GIVEN ENTRIES ▸
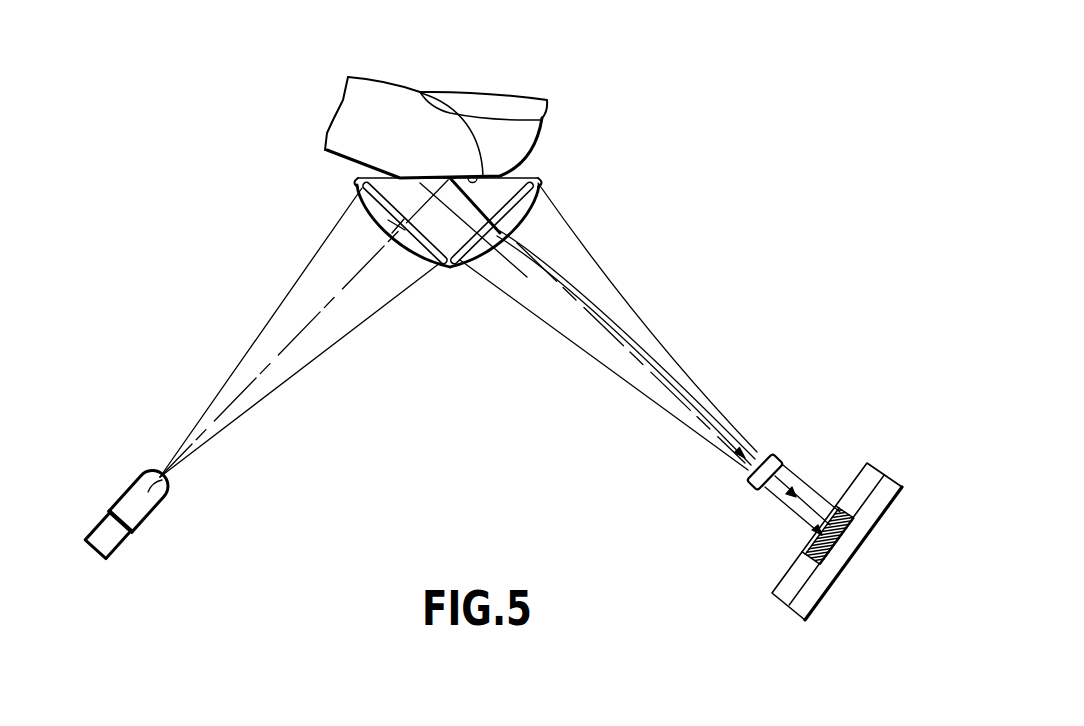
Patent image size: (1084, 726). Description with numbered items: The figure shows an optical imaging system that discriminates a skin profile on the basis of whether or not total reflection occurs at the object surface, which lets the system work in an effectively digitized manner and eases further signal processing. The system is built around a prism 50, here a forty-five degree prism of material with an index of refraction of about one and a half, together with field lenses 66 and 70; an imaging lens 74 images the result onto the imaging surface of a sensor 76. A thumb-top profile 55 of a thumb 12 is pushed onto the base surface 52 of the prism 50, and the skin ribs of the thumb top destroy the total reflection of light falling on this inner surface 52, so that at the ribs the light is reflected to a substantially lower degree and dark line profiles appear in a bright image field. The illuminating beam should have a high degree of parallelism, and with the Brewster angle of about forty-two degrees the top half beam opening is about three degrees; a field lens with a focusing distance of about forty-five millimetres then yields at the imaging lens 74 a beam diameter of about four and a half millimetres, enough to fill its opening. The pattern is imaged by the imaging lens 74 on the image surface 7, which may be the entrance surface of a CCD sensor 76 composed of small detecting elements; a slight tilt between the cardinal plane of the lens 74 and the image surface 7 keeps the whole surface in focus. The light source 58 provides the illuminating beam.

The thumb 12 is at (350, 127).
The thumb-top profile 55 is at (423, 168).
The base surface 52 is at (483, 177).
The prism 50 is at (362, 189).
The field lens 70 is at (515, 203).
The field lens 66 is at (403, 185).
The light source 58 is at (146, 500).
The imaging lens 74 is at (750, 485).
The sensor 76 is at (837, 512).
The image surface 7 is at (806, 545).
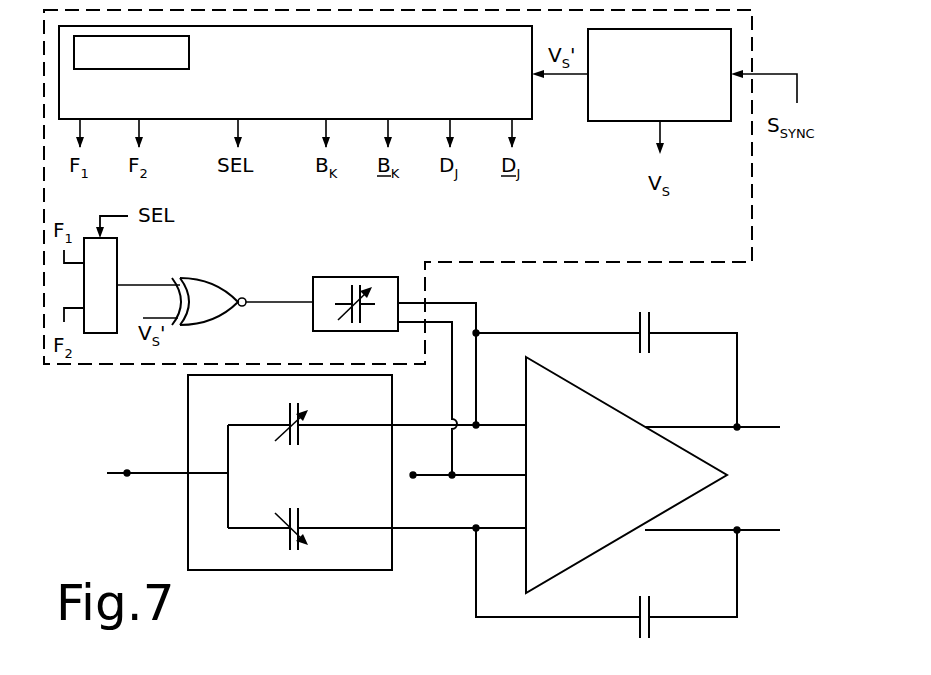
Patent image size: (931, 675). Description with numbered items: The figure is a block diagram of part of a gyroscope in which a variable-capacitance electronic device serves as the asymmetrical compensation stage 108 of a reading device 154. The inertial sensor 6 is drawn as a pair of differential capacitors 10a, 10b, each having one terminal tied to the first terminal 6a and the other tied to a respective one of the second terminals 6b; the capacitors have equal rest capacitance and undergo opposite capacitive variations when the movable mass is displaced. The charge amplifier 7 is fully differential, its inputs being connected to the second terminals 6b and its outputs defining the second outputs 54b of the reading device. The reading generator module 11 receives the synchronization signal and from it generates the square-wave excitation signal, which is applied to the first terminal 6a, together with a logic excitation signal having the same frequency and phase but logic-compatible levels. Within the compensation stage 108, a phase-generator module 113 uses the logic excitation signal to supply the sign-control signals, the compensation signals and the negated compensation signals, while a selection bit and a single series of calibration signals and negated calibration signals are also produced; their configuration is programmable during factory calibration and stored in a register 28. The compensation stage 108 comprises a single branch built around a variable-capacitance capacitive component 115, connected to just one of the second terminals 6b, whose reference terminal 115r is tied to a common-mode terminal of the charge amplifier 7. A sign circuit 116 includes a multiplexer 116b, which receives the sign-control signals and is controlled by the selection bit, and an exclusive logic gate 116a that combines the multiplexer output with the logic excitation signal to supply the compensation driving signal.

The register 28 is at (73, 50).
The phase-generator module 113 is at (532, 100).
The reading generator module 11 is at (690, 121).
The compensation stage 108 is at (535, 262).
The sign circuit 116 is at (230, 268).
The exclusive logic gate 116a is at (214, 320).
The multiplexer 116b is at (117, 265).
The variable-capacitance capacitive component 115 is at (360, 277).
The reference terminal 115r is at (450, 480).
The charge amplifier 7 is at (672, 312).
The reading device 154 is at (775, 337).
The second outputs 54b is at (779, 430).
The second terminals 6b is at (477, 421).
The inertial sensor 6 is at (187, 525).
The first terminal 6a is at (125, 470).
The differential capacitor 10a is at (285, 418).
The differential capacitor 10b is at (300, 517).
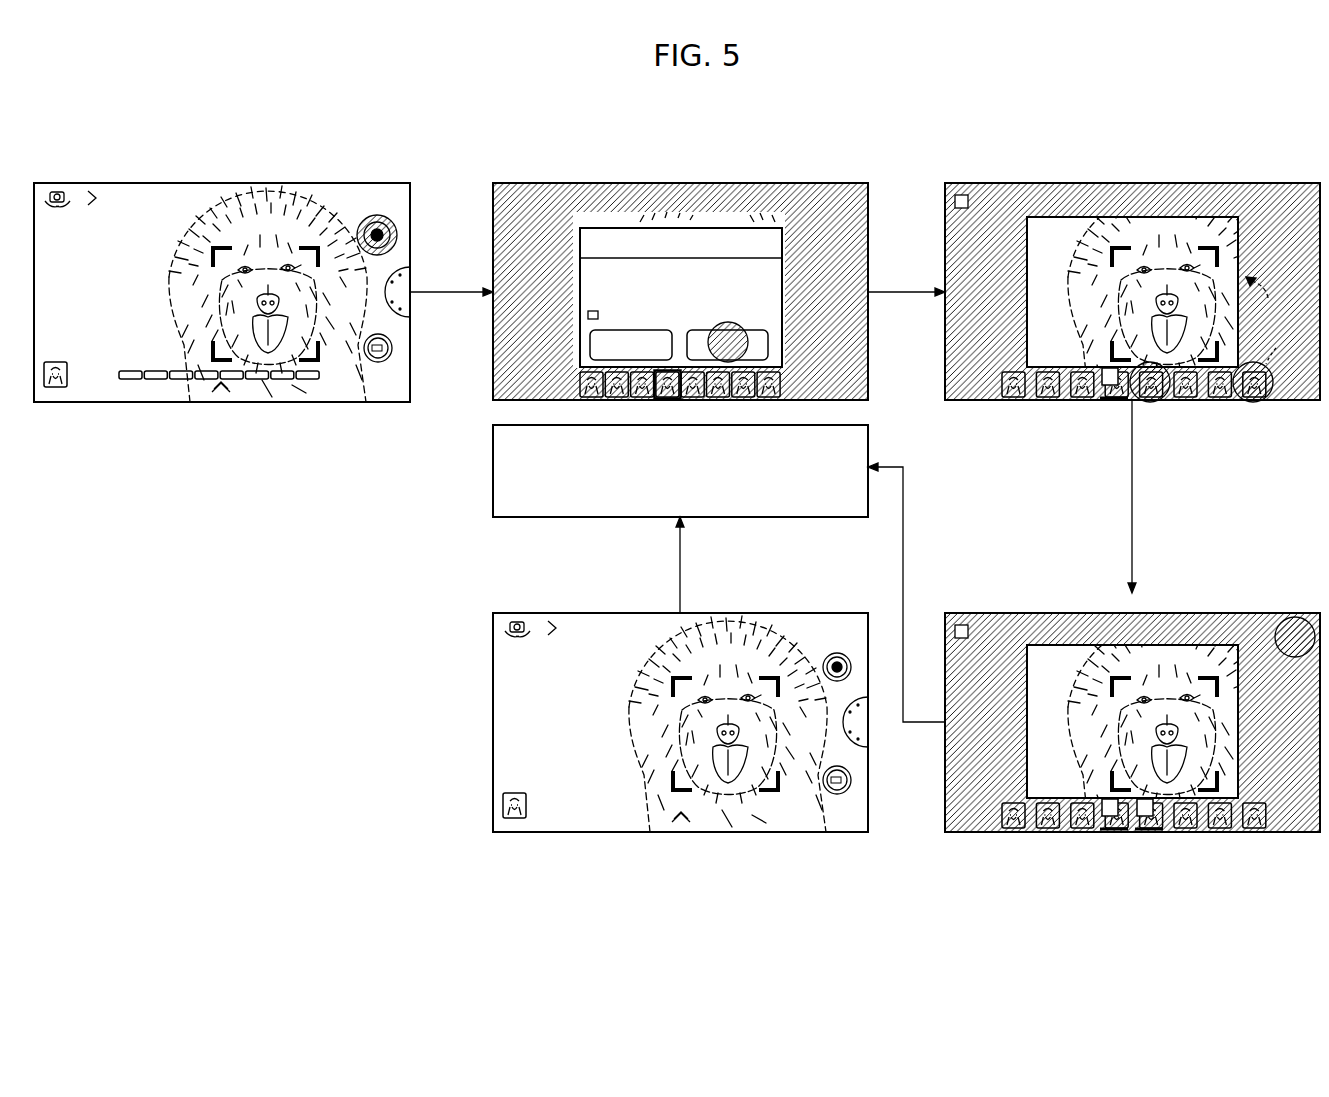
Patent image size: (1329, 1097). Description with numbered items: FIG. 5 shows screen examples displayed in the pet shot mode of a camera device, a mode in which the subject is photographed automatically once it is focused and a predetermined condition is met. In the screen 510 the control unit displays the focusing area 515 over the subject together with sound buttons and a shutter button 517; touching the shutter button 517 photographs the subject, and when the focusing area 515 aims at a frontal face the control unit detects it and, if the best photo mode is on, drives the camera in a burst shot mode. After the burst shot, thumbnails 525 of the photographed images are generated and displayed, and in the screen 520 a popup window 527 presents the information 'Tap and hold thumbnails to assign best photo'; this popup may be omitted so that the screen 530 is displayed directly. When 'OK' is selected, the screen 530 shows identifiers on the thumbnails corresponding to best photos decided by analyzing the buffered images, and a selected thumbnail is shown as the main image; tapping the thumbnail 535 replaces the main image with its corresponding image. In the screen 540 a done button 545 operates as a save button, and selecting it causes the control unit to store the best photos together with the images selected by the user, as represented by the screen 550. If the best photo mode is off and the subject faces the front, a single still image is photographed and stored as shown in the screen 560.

WHAT YOU ARE ASKED TO DO ▸
Copy out, word for word, the stretch of the material from the line containing "Patent image size: (931, 675)." through the line containing "The reading generator module 11 is".

RESPONSE TO THE EXERCISE ▸
Patent image size: (931, 675). Description with numbered items: The figure is a block diagram of part of a gyroscope in which a variable-capacitance electronic device serves as the asymmetrical compensation stage 108 of a reading device 154. The inertial sensor 6 is drawn as a pair of differential capacitors 10a, 10b, each having one terminal tied to the first terminal 6a and the other tied to a respective one of the second terminals 6b; the capacitors have equal rest capacitance and undergo opposite capacitive variations when the movable mass is displaced. The charge amplifier 7 is fully differential, its inputs being connected to the second terminals 6b and its outputs defining the second outputs 54b of the reading device. The reading generator module 11 receives the synchronization signal and from it generates the square-wave excitation signal, which is applied to the first terminal 6a, together with a logic excitation signal having the same frequency and phase but logic-compatible levels. Within the compensation stage 108, a phase-generator module 113 uses the logic excitation signal to supply the sign-control signals, the compensation signals and the negated compensation signals, while a selection bit and a single series of calibration signals and negated calibration signals are also produced; their configuration is programmable during factory calibration and stored in a register 28. The compensation stage 108 comprises a single branch built around a variable-capacitance capacitive component 115, connected to just one of the second terminals 6b, whose reference terminal 115r is tied to a common-mode terminal of the charge amplifier 7. A sign circuit 116 includes a multiplexer 116b, which receives the sign-control signals and is controlled by the selection bit, and an exclusive logic gate 116a that combines the multiplexer output with the logic excitation signal to supply the compensation driving signal.

The register 28 is at (73, 50).
The phase-generator module 113 is at (532, 100).
The reading generator module 11 is at (690, 121).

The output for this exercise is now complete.